--- Begin MATERIAL FOR THIS TASK ---

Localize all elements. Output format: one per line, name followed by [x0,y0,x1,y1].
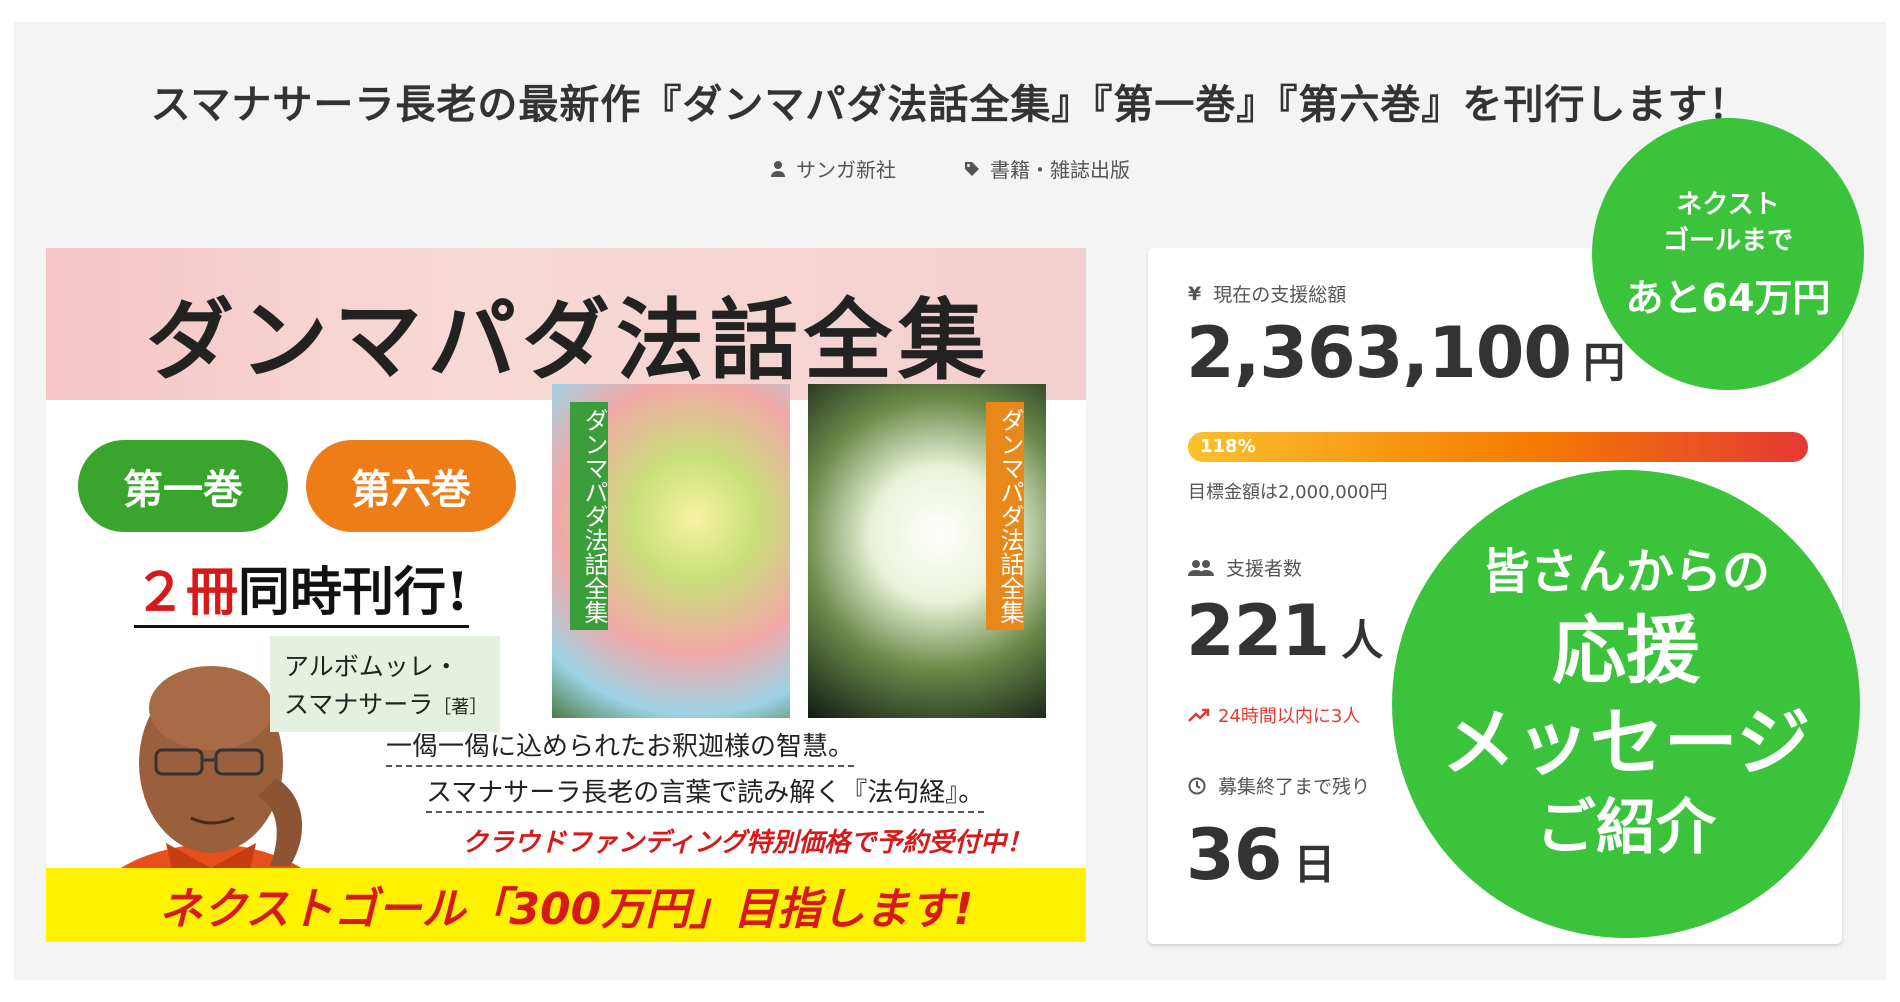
volume-1-pill: 第一巻 [78,440,288,532]
volume-6-pill: 第六巻 [306,440,516,532]
category-name: 書籍・雑誌出版 [990,158,1130,182]
banner-title: ダンマパダ法話全集 [146,288,993,392]
book-cover-volume-6: ダンマパダ法話全集 [808,384,1046,718]
user-icon [771,160,785,177]
owner-name: サンガ新社 [796,158,896,182]
simultaneous-release-text: ２冊同時刊行! [134,550,469,628]
category-link[interactable]: 書籍・雑誌出版 [964,154,1130,183]
next-goal-badge: ネクスト ゴールまで あと64万円 [1592,118,1864,390]
remaining-value-row: 36 日 [1186,814,1335,896]
clock-icon [1188,777,1206,794]
banner-copy-line-3: クラウドファンディング特別価格で予約受付中！ [462,828,1033,858]
author-line-1: アルボムッレ・ [284,652,459,681]
amount-value: 2,363,100 [1186,312,1572,394]
next-goal-line-1: ネクスト [1676,189,1780,220]
tag-icon [965,161,979,176]
remaining-label: 募集終了まで残り [1218,776,1371,798]
yen-icon: ¥ [1188,282,1202,305]
message-badge-line-2: 応援 [1552,608,1700,694]
project-main-image[interactable]: ダンマパダ法話全集 第一巻 第六巻 ２冊同時刊行! ダンマパダ法話全集 ダンマパ… [46,248,1086,942]
remaining-label-row: 募集終了まで残り [1188,772,1370,799]
trend-text: 24時間以内に3人 [1218,706,1361,727]
next-goal-line-3: あと64万円 [1625,275,1831,320]
author-note: ［著］ [433,697,488,718]
project-meta: サンガ新社 書籍・雑誌出版 [14,154,1886,183]
amount-label-row: ¥ 現在の支援総額 [1188,280,1346,307]
next-goal-bar: ネクストゴール「300万円」目指します! [46,868,1086,942]
message-badge-line-1: 皆さんからの [1481,544,1770,600]
supporters-value-row: 221 人 [1186,590,1383,672]
message-badge-line-3: メッセージ [1441,700,1811,786]
goal-amount: 目標金額は2,000,000円 [1188,482,1388,503]
supporters-unit: 人 [1341,616,1384,665]
message-badge-line-4: ご紹介 [1536,793,1716,863]
supporters-value: 221 [1186,590,1330,672]
remaining-unit: 日 [1293,840,1336,889]
progress-label: 118% [1200,436,1256,457]
amount-value-row: 2,363,100 円 [1186,312,1625,394]
author-line-2: スマナサーラ [284,690,434,719]
remaining-value: 36 [1186,814,1282,896]
owner-link[interactable]: サンガ新社 [770,154,896,183]
support-messages-badge[interactable]: 皆さんからの 応援 メッセージ ご紹介 [1392,470,1860,938]
amount-label: 現在の支援総額 [1213,284,1347,306]
people-icon [1188,559,1214,576]
trending-up-icon [1188,708,1210,722]
project-title: スマナサーラ長老の最新作『ダンマパダ法話全集』『第一巻』『第六巻』を刊行します！ [150,82,1750,128]
simul-suffix: 同時刊行! [238,562,469,623]
progress-bar: 118% [1188,432,1808,462]
book-cover-volume-1: ダンマパダ法話全集 [552,384,790,718]
cover-title: ダンマパダ法話全集 [986,402,1024,630]
simul-prefix: ２冊 [134,562,239,623]
banner-copy-line-2: スマナサーラ長老の言葉で読み解く『法句経』。 [426,772,985,813]
cover-title: ダンマパダ法話全集 [570,402,608,630]
author-credit: アルボムッレ・ スマナサーラ［著］ [270,636,500,732]
supporters-trend: 24時間以内に3人 [1188,702,1360,728]
amount-unit: 円 [1583,338,1626,387]
banner-copy-line-1: 一偈一偈に込められたお釈迦様の智慧。 [386,726,855,767]
next-goal-line-2: ゴールまで [1662,225,1793,256]
supporters-label: 支援者数 [1226,558,1303,580]
supporters-label-row: 支援者数 [1188,554,1302,581]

--- End MATERIAL FOR THIS TASK ---

◆ **REQUEST**
Convert the material, starting with the line with "volume-1-pill: 第一巻 [78,440,288,532]" and going on through the line with "simultaneous-release-text: ２冊同時刊行! [134,550,469,628]", into a Markdown table with the columns Row and Entry, one numbered row per line and no blank lines.

◆ **OUTPUT OF THE TASK**
| Row | Entry |
|---|---|
| 1 | volume-1-pill: 第一巻 [78,440,288,532] |
| 2 | volume-6-pill: 第六巻 [306,440,516,532] |
| 3 | category-name: 書籍・雑誌出版 [990,158,1130,182] |
| 4 | banner-title: ダンマパダ法話全集 [146,288,993,392] |
| 5 | book-cover-volume-6: ダンマパダ法話全集 [808,384,1046,718] |
| 6 | user-icon [771,160,785,177] |
| 7 | owner-name: サンガ新社 [796,158,896,182] |
| 8 | simultaneous-release-text: ２冊同時刊行! [134,550,469,628] |